**Data to use**
+ + + + + + +

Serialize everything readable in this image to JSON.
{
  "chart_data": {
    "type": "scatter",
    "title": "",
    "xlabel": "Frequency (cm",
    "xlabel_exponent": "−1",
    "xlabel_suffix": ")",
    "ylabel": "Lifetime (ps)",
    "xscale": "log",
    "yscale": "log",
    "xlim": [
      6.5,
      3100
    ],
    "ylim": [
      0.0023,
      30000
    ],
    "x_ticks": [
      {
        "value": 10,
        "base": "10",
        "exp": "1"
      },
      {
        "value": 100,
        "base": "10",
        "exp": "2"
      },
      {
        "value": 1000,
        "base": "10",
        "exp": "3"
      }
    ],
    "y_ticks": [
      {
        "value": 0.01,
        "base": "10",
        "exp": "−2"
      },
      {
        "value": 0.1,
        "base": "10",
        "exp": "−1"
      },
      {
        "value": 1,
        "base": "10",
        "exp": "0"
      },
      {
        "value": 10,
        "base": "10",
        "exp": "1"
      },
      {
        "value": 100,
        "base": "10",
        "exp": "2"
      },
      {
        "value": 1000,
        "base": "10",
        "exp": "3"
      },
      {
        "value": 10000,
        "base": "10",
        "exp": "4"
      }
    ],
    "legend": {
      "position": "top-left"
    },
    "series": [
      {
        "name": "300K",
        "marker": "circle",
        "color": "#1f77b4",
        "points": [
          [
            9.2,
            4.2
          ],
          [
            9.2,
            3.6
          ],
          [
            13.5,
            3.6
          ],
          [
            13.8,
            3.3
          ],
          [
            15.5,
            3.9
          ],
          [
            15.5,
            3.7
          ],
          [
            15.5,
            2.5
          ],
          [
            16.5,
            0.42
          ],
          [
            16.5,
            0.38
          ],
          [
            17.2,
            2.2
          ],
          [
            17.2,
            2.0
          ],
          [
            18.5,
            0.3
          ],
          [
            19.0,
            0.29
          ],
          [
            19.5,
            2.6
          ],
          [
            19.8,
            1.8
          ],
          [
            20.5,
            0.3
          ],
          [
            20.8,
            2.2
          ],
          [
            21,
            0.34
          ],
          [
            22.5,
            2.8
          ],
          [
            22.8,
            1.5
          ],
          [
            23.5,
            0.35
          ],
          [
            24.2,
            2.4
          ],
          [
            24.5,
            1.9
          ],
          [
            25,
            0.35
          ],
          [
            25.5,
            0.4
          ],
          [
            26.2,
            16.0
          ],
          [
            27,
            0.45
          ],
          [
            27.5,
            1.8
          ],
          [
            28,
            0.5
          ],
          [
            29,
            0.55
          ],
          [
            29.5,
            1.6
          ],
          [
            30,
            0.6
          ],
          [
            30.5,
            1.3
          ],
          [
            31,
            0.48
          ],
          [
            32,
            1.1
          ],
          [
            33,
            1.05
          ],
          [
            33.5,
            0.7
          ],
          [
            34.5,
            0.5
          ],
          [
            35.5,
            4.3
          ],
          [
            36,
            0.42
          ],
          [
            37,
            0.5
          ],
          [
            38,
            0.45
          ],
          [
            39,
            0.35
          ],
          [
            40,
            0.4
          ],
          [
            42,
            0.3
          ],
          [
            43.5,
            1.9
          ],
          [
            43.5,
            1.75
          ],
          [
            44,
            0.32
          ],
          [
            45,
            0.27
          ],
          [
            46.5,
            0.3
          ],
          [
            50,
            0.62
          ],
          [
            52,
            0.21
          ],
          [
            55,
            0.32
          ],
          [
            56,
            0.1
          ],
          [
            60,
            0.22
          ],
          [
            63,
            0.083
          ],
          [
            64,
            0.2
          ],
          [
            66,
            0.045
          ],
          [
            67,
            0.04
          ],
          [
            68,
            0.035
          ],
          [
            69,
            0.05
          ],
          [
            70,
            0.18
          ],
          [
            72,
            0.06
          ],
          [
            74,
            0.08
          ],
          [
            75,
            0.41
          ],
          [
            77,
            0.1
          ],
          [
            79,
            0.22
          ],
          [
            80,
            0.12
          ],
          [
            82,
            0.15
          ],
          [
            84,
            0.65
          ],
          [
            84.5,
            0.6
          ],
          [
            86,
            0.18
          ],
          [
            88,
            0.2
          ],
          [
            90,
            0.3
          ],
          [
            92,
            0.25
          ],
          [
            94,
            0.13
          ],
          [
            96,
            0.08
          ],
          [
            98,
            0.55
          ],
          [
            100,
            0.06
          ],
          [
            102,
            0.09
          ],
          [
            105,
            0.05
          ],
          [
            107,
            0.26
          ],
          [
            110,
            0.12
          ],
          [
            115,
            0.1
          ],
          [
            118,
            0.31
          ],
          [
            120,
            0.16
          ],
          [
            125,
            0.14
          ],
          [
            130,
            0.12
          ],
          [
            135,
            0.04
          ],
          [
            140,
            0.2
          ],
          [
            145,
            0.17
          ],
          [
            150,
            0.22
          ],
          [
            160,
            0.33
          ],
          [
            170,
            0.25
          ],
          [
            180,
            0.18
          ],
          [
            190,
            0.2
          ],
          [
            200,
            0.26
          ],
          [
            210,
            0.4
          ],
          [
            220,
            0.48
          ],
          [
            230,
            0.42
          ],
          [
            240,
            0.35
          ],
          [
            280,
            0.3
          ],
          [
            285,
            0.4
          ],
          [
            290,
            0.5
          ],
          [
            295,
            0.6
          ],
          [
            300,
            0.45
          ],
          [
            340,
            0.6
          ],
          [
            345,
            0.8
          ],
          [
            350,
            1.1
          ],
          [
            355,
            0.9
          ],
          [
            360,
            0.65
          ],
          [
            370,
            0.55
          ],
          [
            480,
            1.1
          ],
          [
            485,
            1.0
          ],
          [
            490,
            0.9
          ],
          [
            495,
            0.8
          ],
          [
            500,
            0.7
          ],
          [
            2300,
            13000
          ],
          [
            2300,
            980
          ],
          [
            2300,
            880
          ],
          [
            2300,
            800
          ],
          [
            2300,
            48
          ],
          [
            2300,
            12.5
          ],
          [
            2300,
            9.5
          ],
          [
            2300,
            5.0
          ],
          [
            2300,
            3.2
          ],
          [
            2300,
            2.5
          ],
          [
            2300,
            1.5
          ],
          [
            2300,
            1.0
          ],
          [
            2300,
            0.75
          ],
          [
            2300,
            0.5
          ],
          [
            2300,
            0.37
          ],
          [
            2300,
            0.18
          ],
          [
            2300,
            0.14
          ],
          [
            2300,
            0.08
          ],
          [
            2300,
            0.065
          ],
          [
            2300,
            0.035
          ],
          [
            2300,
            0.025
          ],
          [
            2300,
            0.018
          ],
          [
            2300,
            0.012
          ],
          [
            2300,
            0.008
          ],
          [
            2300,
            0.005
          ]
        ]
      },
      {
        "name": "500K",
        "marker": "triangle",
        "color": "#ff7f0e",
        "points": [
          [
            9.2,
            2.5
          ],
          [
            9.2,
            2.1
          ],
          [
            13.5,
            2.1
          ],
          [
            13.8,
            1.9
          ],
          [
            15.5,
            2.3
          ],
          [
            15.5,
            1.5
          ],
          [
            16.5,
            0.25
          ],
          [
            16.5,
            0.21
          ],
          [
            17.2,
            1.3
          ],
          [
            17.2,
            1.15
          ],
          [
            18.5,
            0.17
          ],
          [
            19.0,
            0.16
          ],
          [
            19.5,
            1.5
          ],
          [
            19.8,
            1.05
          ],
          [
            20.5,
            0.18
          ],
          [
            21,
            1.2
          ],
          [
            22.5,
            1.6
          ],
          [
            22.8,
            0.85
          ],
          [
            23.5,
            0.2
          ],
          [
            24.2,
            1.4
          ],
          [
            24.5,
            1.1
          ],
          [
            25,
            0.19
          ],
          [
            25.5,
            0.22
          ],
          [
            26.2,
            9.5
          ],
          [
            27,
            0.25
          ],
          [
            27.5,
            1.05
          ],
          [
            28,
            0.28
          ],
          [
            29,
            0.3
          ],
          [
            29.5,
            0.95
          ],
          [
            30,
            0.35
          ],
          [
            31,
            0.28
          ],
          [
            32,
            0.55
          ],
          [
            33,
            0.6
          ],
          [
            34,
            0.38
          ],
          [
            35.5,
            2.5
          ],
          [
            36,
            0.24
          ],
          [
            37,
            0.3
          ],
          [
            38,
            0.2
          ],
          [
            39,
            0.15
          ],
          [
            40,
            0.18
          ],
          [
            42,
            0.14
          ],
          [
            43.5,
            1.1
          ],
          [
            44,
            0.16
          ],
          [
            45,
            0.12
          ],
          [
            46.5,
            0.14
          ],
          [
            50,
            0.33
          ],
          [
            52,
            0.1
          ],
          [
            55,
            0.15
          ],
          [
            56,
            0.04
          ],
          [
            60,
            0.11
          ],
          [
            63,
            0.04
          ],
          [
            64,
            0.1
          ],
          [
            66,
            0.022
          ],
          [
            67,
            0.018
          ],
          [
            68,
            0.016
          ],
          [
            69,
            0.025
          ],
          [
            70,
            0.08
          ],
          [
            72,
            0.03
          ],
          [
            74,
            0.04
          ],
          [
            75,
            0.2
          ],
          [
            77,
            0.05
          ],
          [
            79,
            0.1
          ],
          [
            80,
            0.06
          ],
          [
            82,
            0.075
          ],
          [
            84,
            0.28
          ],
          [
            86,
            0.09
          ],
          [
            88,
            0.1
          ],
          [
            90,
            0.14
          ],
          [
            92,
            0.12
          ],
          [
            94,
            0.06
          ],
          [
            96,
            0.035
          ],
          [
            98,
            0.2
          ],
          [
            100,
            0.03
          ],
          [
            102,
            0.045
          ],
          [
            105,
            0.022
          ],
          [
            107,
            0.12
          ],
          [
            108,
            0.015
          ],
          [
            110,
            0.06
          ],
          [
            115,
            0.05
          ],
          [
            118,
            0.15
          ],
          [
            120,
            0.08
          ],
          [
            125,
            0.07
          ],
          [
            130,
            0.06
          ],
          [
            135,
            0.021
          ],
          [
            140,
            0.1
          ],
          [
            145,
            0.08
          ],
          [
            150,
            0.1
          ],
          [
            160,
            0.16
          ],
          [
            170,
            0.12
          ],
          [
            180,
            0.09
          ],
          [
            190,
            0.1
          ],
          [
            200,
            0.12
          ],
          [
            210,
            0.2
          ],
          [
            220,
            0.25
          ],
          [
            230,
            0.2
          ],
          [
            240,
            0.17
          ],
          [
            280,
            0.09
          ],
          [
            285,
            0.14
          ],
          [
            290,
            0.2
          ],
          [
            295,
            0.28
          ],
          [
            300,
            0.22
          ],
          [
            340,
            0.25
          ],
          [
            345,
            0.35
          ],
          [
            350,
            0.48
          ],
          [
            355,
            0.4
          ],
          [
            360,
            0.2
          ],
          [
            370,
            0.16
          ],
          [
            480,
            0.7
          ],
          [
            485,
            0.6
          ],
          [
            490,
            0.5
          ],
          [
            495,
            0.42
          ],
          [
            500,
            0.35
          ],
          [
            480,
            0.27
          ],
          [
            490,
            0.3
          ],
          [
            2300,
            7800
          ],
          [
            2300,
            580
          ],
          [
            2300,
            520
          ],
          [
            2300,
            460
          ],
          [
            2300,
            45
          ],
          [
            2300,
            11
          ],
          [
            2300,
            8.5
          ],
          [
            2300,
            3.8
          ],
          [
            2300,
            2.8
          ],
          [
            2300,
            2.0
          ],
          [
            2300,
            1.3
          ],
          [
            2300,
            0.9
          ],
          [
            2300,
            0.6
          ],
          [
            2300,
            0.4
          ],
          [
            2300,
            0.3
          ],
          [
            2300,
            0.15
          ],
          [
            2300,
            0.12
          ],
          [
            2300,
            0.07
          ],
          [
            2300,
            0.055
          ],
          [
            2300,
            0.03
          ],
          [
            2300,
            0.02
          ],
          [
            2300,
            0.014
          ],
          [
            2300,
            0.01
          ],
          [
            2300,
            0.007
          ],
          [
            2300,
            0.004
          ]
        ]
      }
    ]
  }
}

+ + + + + + +

**Stated task**
Scan the material above and determine how many lines include the word "value"; report only the number.

**Expected answer**
10